Aim: Copy out the records word for word from the line with "List each element" to the line with "class-duration: 50 Min: [446, 555, 623, 576]", including both of those lines.

Start of Excerpted data

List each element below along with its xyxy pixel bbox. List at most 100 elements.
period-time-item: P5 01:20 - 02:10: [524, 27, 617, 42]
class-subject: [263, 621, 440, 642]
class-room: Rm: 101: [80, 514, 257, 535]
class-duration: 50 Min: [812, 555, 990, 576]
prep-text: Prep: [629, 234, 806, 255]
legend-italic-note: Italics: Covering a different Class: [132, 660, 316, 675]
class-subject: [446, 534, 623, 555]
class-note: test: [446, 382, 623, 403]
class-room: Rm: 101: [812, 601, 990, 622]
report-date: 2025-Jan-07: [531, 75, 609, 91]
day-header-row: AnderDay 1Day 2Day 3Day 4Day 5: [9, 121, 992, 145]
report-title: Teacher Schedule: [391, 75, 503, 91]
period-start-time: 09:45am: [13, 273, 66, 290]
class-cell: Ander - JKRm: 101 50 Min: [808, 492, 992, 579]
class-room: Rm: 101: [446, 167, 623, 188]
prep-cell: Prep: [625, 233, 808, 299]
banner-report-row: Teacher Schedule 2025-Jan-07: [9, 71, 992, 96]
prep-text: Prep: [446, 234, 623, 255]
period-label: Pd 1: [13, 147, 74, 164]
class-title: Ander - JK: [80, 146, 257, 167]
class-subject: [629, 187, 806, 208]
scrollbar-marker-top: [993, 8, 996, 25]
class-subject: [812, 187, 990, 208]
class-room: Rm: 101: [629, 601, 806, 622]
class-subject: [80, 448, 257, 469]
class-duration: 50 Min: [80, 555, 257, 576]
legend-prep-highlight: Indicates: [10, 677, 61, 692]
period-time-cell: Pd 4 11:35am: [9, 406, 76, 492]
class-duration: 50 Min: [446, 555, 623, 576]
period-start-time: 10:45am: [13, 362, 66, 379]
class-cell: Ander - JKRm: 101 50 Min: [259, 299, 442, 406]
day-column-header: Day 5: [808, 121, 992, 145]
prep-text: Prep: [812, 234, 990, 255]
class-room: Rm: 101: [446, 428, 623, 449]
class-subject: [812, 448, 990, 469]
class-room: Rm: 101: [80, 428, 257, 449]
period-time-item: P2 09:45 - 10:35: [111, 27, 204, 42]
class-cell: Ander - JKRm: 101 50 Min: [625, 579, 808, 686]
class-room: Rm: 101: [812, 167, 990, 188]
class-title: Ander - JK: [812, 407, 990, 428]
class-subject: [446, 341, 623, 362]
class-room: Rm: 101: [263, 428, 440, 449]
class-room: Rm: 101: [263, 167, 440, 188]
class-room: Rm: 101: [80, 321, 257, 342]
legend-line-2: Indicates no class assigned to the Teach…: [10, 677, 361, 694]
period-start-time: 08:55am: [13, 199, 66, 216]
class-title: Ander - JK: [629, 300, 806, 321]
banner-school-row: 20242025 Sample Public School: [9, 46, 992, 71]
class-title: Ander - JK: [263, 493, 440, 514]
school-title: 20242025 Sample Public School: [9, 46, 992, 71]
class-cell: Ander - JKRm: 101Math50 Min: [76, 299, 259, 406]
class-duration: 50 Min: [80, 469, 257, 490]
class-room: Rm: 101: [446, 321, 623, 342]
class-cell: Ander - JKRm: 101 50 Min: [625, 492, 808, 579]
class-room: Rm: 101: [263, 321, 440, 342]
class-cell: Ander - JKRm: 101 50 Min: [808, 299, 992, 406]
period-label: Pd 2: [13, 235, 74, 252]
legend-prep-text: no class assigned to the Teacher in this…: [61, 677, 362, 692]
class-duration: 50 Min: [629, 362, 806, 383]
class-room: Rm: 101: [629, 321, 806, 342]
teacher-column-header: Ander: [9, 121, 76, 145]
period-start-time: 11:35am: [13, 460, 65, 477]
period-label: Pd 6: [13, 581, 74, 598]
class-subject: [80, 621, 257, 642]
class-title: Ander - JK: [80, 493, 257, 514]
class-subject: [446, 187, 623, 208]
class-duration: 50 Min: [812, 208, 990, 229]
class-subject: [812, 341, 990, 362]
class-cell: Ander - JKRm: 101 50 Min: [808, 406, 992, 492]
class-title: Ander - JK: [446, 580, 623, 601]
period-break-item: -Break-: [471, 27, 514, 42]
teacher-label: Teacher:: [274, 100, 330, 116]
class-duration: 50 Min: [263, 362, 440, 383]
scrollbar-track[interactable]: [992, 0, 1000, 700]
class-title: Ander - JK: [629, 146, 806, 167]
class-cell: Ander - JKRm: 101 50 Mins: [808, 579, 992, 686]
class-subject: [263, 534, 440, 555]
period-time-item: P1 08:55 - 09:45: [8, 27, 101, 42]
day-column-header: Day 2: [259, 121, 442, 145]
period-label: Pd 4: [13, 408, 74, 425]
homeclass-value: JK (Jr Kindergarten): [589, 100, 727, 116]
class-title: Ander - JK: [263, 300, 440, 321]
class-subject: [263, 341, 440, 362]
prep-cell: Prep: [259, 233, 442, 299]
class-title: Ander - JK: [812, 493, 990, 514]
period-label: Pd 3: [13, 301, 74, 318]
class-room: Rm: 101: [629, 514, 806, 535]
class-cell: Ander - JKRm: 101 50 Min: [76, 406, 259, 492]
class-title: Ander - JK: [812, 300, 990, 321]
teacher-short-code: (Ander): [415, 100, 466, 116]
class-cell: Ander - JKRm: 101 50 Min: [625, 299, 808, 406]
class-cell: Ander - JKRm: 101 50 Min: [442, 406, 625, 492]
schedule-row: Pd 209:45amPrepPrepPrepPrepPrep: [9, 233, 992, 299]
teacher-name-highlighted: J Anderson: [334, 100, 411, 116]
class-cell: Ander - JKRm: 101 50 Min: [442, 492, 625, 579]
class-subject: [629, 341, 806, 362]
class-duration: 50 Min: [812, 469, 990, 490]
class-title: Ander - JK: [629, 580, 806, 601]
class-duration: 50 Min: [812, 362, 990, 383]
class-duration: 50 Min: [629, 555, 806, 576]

End of Excerpted data
Start of Excerpted data

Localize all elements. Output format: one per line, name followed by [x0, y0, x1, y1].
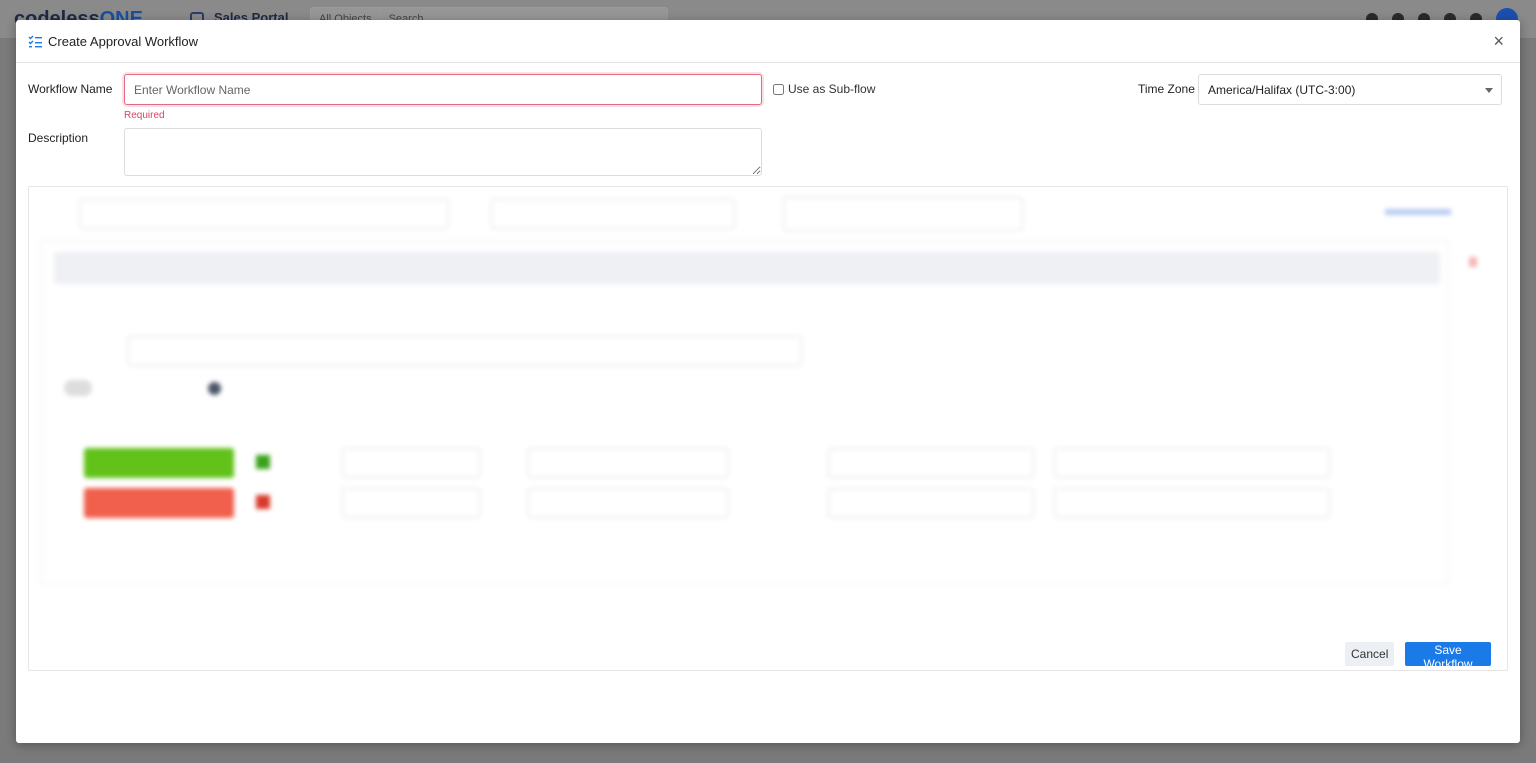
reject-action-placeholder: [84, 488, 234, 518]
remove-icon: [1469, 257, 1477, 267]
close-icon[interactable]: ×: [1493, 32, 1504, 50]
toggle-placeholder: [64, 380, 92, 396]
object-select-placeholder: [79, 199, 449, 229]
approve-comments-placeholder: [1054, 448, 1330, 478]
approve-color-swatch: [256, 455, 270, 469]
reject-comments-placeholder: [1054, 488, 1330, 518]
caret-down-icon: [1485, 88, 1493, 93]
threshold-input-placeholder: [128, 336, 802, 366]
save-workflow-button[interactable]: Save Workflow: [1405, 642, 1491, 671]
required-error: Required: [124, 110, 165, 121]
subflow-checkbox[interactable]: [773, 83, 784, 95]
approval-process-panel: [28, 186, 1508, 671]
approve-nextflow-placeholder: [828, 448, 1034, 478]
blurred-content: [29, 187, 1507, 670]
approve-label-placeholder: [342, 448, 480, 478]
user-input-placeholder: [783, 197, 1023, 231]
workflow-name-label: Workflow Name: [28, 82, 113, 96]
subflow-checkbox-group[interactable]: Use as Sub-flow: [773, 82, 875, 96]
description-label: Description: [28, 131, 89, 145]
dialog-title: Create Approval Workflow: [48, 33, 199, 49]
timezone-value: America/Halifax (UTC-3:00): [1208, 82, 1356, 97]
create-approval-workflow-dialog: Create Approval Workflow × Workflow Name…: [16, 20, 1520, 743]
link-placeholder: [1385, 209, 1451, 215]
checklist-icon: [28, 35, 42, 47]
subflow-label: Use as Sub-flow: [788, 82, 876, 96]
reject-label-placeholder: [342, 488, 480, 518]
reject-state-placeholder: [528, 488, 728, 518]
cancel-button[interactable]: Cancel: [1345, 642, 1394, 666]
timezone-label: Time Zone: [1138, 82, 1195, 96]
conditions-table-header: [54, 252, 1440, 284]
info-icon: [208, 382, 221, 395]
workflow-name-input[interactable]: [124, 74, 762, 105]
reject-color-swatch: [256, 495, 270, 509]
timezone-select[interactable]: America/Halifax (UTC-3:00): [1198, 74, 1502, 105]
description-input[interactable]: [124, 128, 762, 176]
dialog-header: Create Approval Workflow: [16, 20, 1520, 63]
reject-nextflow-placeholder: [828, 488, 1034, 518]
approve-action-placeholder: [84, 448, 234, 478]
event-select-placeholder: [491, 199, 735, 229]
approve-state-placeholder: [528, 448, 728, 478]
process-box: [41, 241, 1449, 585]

End of Excerpted data

Exercise output:
List each element below along with its xyxy pixel bbox. List at most 100 elements.
period-time-item: P5 01:20 - 02:10: [524, 27, 617, 42]
class-subject: [263, 621, 440, 642]
class-room: Rm: 101: [80, 514, 257, 535]
class-duration: 50 Min: [812, 555, 990, 576]
prep-text: Prep: [629, 234, 806, 255]
legend-italic-note: Italics: Covering a different Class: [132, 660, 316, 675]
class-subject: [446, 534, 623, 555]
class-note: test: [446, 382, 623, 403]
class-room: Rm: 101: [812, 601, 990, 622]
report-date: 2025-Jan-07: [531, 75, 609, 91]
day-header-row: AnderDay 1Day 2Day 3Day 4Day 5: [9, 121, 992, 145]
report-title: Teacher Schedule: [391, 75, 503, 91]
period-start-time: 09:45am: [13, 273, 66, 290]
class-cell: Ander - JKRm: 101 50 Min: [808, 492, 992, 579]
class-room: Rm: 101: [446, 167, 623, 188]
prep-cell: Prep: [625, 233, 808, 299]
banner-report-row: Teacher Schedule 2025-Jan-07: [9, 71, 992, 96]
prep-text: Prep: [446, 234, 623, 255]
period-label: Pd 1: [13, 147, 74, 164]
class-title: Ander - JK: [80, 146, 257, 167]
class-subject: [629, 187, 806, 208]
scrollbar-marker-top: [993, 8, 996, 25]
class-subject: [812, 187, 990, 208]
class-room: Rm: 101: [629, 601, 806, 622]
class-subject: [80, 448, 257, 469]
class-duration: 50 Min: [80, 555, 257, 576]
legend-prep-highlight: Indicates: [10, 677, 61, 692]
period-time-cell: Pd 4 11:35am: [9, 406, 76, 492]
class-duration: 50 Min: [446, 555, 623, 576]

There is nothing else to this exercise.